> [Given exercise]
Copy each line of the listing below exactly.

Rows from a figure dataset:
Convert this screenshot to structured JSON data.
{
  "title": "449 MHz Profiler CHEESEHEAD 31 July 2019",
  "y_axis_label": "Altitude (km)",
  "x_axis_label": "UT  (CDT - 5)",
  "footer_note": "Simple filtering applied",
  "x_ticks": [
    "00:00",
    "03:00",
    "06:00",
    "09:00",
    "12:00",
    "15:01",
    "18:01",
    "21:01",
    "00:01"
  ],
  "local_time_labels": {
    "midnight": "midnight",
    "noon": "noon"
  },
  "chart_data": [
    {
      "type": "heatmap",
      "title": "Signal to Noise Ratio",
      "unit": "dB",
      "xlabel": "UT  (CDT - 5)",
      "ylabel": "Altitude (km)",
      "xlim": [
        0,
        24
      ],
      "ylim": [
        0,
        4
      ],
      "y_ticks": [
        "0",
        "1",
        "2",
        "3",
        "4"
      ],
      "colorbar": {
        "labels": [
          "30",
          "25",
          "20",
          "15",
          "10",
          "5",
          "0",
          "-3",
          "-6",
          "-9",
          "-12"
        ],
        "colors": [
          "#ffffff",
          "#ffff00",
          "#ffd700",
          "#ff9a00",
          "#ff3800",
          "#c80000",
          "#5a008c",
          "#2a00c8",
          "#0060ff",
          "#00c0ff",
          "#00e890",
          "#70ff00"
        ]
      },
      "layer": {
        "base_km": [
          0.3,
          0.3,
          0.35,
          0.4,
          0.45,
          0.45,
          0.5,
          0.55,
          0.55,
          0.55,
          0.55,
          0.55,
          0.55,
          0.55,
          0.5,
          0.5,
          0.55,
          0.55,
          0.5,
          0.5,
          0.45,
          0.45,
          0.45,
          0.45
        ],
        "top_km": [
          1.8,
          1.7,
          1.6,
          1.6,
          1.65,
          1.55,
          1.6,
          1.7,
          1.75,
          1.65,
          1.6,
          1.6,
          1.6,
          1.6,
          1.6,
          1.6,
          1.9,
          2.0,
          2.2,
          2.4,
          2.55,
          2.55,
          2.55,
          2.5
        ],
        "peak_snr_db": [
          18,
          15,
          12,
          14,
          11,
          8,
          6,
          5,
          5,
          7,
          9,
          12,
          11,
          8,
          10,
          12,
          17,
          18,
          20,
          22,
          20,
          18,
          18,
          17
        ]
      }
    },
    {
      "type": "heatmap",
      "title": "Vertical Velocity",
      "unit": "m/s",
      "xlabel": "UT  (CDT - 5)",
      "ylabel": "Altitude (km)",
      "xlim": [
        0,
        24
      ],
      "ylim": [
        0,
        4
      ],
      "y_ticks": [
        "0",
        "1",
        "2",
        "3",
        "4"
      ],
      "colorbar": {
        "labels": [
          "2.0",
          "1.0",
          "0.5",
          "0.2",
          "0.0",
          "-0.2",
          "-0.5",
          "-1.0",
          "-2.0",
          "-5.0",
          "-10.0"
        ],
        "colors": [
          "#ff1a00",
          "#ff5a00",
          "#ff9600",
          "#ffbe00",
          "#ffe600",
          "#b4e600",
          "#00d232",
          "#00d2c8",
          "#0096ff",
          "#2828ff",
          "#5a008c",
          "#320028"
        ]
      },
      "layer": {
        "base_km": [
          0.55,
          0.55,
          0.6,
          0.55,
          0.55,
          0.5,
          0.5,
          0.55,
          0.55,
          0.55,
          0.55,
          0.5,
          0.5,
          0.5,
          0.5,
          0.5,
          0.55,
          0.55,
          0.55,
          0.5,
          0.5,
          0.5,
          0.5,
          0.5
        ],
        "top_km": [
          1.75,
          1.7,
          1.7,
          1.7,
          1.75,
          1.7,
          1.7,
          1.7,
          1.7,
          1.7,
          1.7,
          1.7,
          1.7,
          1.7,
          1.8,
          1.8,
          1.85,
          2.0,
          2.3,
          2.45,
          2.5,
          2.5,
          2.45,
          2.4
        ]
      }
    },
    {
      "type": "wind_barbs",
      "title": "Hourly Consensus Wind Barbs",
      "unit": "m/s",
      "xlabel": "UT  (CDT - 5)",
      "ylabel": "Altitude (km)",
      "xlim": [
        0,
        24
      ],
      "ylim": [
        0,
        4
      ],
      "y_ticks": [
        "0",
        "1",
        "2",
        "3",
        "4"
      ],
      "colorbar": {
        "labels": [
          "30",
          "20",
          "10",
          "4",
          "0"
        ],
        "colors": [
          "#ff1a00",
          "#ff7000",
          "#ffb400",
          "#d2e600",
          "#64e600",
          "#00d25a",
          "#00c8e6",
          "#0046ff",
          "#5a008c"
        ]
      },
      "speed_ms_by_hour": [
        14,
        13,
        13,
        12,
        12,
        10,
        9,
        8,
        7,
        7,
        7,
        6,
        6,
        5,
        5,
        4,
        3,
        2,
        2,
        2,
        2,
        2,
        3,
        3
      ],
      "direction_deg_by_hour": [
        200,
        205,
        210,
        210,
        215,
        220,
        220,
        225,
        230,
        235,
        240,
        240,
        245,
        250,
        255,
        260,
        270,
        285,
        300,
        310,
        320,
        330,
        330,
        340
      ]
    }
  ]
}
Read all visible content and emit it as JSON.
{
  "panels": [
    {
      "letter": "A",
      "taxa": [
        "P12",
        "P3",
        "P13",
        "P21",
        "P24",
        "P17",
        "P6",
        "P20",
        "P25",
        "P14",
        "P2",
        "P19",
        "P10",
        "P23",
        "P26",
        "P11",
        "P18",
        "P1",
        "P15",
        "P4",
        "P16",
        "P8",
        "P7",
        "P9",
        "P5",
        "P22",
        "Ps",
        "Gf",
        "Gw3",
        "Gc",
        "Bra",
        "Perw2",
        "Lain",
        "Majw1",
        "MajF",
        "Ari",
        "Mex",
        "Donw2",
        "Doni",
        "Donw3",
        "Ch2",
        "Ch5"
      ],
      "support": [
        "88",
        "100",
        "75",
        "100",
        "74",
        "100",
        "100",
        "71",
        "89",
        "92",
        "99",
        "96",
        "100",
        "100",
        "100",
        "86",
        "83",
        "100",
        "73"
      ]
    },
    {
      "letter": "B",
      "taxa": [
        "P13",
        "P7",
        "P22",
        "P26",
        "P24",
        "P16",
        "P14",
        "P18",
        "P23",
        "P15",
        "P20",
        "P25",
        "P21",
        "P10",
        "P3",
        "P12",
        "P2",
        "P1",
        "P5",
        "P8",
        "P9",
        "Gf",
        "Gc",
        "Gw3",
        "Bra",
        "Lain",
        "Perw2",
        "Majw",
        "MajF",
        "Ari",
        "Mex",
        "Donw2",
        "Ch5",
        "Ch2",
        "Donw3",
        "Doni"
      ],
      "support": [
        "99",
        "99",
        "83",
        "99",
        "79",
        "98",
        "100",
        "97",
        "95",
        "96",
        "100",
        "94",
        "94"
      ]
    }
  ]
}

> [Exercise response]
Convert this screenshot to structured JSON data.
{
  "title": "449 MHz Profiler CHEESEHEAD 31 July 2019",
  "y_axis_label": "Altitude (km)",
  "x_axis_label": "UT  (CDT - 5)",
  "footer_note": "Simple filtering applied",
  "x_ticks": [
    "00:00",
    "03:00",
    "06:00",
    "09:00",
    "12:00",
    "15:01",
    "18:01",
    "21:01",
    "00:01"
  ],
  "local_time_labels": {
    "midnight": "midnight",
    "noon": "noon"
  },
  "chart_data": [
    {
      "type": "heatmap",
      "title": "Signal to Noise Ratio",
      "unit": "dB",
      "xlabel": "UT  (CDT - 5)",
      "ylabel": "Altitude (km)",
      "xlim": [
        0,
        24
      ],
      "ylim": [
        0,
        4
      ],
      "y_ticks": [
        "0",
        "1",
        "2",
        "3",
        "4"
      ],
      "colorbar": {
        "labels": [
          "30",
          "25",
          "20",
          "15",
          "10",
          "5",
          "0",
          "-3",
          "-6",
          "-9",
          "-12"
        ],
        "colors": [
          "#ffffff",
          "#ffff00",
          "#ffd700",
          "#ff9a00",
          "#ff3800",
          "#c80000",
          "#5a008c",
          "#2a00c8",
          "#0060ff",
          "#00c0ff",
          "#00e890",
          "#70ff00"
        ]
      },
      "layer": {
        "base_km": [
          0.3,
          0.3,
          0.35,
          0.4,
          0.45,
          0.45,
          0.5,
          0.55,
          0.55,
          0.55,
          0.55,
          0.55,
          0.55,
          0.55,
          0.5,
          0.5,
          0.55,
          0.55,
          0.5,
          0.5,
          0.45,
          0.45,
          0.45,
          0.45
        ],
        "top_km": [
          1.8,
          1.7,
          1.6,
          1.6,
          1.65,
          1.55,
          1.6,
          1.7,
          1.75,
          1.65,
          1.6,
          1.6,
          1.6,
          1.6,
          1.6,
          1.6,
          1.9,
          2.0,
          2.2,
          2.4,
          2.55,
          2.55,
          2.55,
          2.5
        ],
        "peak_snr_db": [
          18,
          15,
          12,
          14,
          11,
          8,
          6,
          5,
          5,
          7,
          9,
          12,
          11,
          8,
          10,
          12,
          17,
          18,
          20,
          22,
          20,
          18,
          18,
          17
        ]
      }
    },
    {
      "type": "heatmap",
      "title": "Vertical Velocity",
      "unit": "m/s",
      "xlabel": "UT  (CDT - 5)",
      "ylabel": "Altitude (km)",
      "xlim": [
        0,
        24
      ],
      "ylim": [
        0,
        4
      ],
      "y_ticks": [
        "0",
        "1",
        "2",
        "3",
        "4"
      ],
      "colorbar": {
        "labels": [
          "2.0",
          "1.0",
          "0.5",
          "0.2",
          "0.0",
          "-0.2",
          "-0.5",
          "-1.0",
          "-2.0",
          "-5.0",
          "-10.0"
        ],
        "colors": [
          "#ff1a00",
          "#ff5a00",
          "#ff9600",
          "#ffbe00",
          "#ffe600",
          "#b4e600",
          "#00d232",
          "#00d2c8",
          "#0096ff",
          "#2828ff",
          "#5a008c",
          "#320028"
        ]
      },
      "layer": {
        "base_km": [
          0.55,
          0.55,
          0.6,
          0.55,
          0.55,
          0.5,
          0.5,
          0.55,
          0.55,
          0.55,
          0.55,
          0.5,
          0.5,
          0.5,
          0.5,
          0.5,
          0.55,
          0.55,
          0.55,
          0.5,
          0.5,
          0.5,
          0.5,
          0.5
        ],
        "top_km": [
          1.75,
          1.7,
          1.7,
          1.7,
          1.75,
          1.7,
          1.7,
          1.7,
          1.7,
          1.7,
          1.7,
          1.7,
          1.7,
          1.7,
          1.8,
          1.8,
          1.85,
          2.0,
          2.3,
          2.45,
          2.5,
          2.5,
          2.45,
          2.4
        ]
      }
    },
    {
      "type": "wind_barbs",
      "title": "Hourly Consensus Wind Barbs",
      "unit": "m/s",
      "xlabel": "UT  (CDT - 5)",
      "ylabel": "Altitude (km)",
      "xlim": [
        0,
        24
      ],
      "ylim": [
        0,
        4
      ],
      "y_ticks": [
        "0",
        "1",
        "2",
        "3",
        "4"
      ],
      "colorbar": {
        "labels": [
          "30",
          "20",
          "10",
          "4",
          "0"
        ],
        "colors": [
          "#ff1a00",
          "#ff7000",
          "#ffb400",
          "#d2e600",
          "#64e600",
          "#00d25a",
          "#00c8e6",
          "#0046ff",
          "#5a008c"
        ]
      },
      "speed_ms_by_hour": [
        14,
        13,
        13,
        12,
        12,
        10,
        9,
        8,
        7,
        7,
        7,
        6,
        6,
        5,
        5,
        4,
        3,
        2,
        2,
        2,
        2,
        2,
        3,
        3
      ],
      "direction_deg_by_hour": [
        200,
        205,
        210,
        210,
        215,
        220,
        220,
        225,
        230,
        235,
        240,
        240,
        245,
        250,
        255,
        260,
        270,
        285,
        300,
        310,
        320,
        330,
        330,
        340
      ]
    }
  ]
}
Read all visible content and emit it as JSON.
{
  "panels": [
    {
      "letter": "A",
      "taxa": [
        "P12",
        "P3",
        "P13",
        "P21",
        "P24",
        "P17",
        "P6",
        "P20",
        "P25",
        "P14",
        "P2",
        "P19",
        "P10",
        "P23",
        "P26",
        "P11",
        "P18",
        "P1",
        "P15",
        "P4",
        "P16",
        "P8",
        "P7",
        "P9",
        "P5",
        "P22",
        "Ps",
        "Gf",
        "Gw3",
        "Gc",
        "Bra",
        "Perw2",
        "Lain",
        "Majw1",
        "MajF",
        "Ari",
        "Mex",
        "Donw2",
        "Doni",
        "Donw3",
        "Ch2",
        "Ch5"
      ],
      "support": [
        "88",
        "100",
        "75",
        "100",
        "74",
        "100",
        "100",
        "71",
        "89",
        "92",
        "99",
        "96",
        "100",
        "100",
        "100",
        "86",
        "83",
        "100",
        "73"
      ]
    },
    {
      "letter": "B",
      "taxa": [
        "P13",
        "P7",
        "P22",
        "P26",
        "P24",
        "P16",
        "P14",
        "P18",
        "P23",
        "P15",
        "P20",
        "P25",
        "P21",
        "P10",
        "P3",
        "P12",
        "P2",
        "P1",
        "P5",
        "P8",
        "P9",
        "Gf",
        "Gc",
        "Gw3",
        "Bra",
        "Lain",
        "Perw2",
        "Majw",
        "MajF",
        "Ari",
        "Mex",
        "Donw2",
        "Ch5",
        "Ch2",
        "Donw3",
        "Doni"
      ],
      "support": [
        "99",
        "99",
        "83",
        "99",
        "79",
        "98",
        "100",
        "97",
        "95",
        "96",
        "100",
        "94",
        "94"
      ]
    }
  ]
}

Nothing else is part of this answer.